Do this:
From the line with "OCR this image." through the final line, please write out the listing exactly, including both of those lines.

Extracted entries:
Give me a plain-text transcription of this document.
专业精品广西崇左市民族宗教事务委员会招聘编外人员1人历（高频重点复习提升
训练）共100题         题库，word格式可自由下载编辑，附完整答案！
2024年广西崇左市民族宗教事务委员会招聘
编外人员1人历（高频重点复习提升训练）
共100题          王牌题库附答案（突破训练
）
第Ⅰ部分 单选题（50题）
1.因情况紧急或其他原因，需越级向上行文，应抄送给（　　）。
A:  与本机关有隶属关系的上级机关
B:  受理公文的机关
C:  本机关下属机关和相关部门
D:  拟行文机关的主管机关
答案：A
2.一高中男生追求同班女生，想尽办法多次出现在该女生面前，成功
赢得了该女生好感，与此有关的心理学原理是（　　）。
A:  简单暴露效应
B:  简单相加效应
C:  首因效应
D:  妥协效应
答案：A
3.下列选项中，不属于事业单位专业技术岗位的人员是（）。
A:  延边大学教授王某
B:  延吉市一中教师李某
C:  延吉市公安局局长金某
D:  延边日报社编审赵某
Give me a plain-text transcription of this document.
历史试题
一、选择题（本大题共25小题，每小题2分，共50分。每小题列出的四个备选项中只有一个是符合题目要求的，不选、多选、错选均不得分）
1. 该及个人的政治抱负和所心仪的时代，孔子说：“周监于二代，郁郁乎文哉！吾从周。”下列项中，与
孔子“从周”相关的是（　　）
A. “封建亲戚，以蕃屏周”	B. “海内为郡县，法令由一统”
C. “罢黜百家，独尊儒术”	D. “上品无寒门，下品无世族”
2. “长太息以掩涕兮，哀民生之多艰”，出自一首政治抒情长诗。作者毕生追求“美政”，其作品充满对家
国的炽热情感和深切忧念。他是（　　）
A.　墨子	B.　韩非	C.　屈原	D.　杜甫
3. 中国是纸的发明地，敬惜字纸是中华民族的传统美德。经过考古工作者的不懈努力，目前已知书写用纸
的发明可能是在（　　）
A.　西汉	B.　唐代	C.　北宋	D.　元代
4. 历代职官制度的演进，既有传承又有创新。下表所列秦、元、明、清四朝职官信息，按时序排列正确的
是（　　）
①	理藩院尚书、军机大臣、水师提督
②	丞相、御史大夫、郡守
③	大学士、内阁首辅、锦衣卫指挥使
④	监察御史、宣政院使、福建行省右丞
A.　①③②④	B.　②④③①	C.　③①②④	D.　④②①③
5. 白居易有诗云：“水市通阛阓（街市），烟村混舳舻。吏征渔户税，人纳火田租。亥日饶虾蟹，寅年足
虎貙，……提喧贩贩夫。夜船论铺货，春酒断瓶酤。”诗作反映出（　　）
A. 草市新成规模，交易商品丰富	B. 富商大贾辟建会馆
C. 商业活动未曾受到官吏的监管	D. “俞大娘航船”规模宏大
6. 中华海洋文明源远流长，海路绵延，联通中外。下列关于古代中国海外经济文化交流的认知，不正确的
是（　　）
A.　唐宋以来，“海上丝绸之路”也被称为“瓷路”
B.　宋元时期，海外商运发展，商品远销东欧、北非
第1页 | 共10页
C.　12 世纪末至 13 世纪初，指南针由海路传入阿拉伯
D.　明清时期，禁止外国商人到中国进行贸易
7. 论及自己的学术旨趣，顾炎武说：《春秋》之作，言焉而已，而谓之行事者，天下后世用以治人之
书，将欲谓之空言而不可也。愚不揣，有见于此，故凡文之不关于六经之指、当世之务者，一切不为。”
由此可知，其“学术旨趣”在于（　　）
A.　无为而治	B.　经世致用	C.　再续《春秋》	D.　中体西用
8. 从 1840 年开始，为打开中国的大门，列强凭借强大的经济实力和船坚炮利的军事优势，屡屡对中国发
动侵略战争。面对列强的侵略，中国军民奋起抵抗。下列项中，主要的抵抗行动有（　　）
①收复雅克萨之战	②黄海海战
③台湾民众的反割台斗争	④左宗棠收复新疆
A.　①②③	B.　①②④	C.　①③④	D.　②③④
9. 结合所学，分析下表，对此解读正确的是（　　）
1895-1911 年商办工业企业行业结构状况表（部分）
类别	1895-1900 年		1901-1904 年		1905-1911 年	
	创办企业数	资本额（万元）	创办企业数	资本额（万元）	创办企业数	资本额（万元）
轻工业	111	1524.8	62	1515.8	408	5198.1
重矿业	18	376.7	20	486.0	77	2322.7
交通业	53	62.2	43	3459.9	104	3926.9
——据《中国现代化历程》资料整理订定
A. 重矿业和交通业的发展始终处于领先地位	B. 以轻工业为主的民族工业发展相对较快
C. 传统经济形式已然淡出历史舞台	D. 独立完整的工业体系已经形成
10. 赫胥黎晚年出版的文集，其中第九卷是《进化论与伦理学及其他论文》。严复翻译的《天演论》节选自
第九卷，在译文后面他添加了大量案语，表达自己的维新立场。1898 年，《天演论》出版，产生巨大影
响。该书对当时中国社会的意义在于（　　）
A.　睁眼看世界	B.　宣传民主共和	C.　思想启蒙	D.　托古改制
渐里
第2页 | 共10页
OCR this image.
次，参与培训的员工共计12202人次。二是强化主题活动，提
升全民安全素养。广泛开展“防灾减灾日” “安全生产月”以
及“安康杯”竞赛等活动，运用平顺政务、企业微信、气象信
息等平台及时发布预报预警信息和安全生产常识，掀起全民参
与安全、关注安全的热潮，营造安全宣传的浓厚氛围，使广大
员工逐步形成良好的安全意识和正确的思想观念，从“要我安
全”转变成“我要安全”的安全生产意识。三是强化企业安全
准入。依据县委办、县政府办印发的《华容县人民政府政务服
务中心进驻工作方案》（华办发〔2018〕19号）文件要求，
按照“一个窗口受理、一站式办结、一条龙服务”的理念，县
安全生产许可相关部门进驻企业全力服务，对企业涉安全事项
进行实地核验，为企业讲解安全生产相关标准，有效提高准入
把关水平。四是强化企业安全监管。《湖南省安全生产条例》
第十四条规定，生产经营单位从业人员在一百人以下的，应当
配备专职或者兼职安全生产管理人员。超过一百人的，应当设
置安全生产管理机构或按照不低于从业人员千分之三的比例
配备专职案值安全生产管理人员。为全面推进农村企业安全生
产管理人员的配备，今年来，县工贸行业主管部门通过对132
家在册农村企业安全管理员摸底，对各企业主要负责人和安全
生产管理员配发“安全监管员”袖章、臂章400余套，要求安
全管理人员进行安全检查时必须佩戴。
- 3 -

Answer below:
OCR this image.
次，参与培训的员工共计12202人次。二是强化主题活动，提
升全民安全素养。广泛开展“防灾减灾日” “安全生产月”以
及“安康杯”竞赛等活动，运用平顺政务、企业微信、气象信
息等平台及时发布预报预警信息和安全生产常识，掀起全民参
与安全、关注安全的热潮，营造安全宣传的浓厚氛围，使广大
员工逐步形成良好的安全意识和正确的思想观念，从“要我安
全”转变成“我要安全”的安全生产意识。三是强化企业安全
准入。依据县委办、县政府办印发的《华容县人民政府政务服
务中心进驻工作方案》（华办发〔2018〕19号）文件要求，
按照“一个窗口受理、一站式办结、一条龙服务”的理念，县
安全生产许可相关部门进驻企业全力服务，对企业涉安全事项
进行实地核验，为企业讲解安全生产相关标准，有效提高准入
把关水平。四是强化企业安全监管。《湖南省安全生产条例》
第十四条规定，生产经营单位从业人员在一百人以下的，应当
配备专职或者兼职安全生产管理人员。超过一百人的，应当设
置安全生产管理机构或按照不低于从业人员千分之三的比例
配备专职案值安全生产管理人员。为全面推进农村企业安全生
产管理人员的配备，今年来，县工贸行业主管部门通过对132
家在册农村企业安全管理员摸底，对各企业主要负责人和安全
生产管理员配发“安全监管员”袖章、臂章400余套，要求安
全管理人员进行安全检查时必须佩戴。
- 3 -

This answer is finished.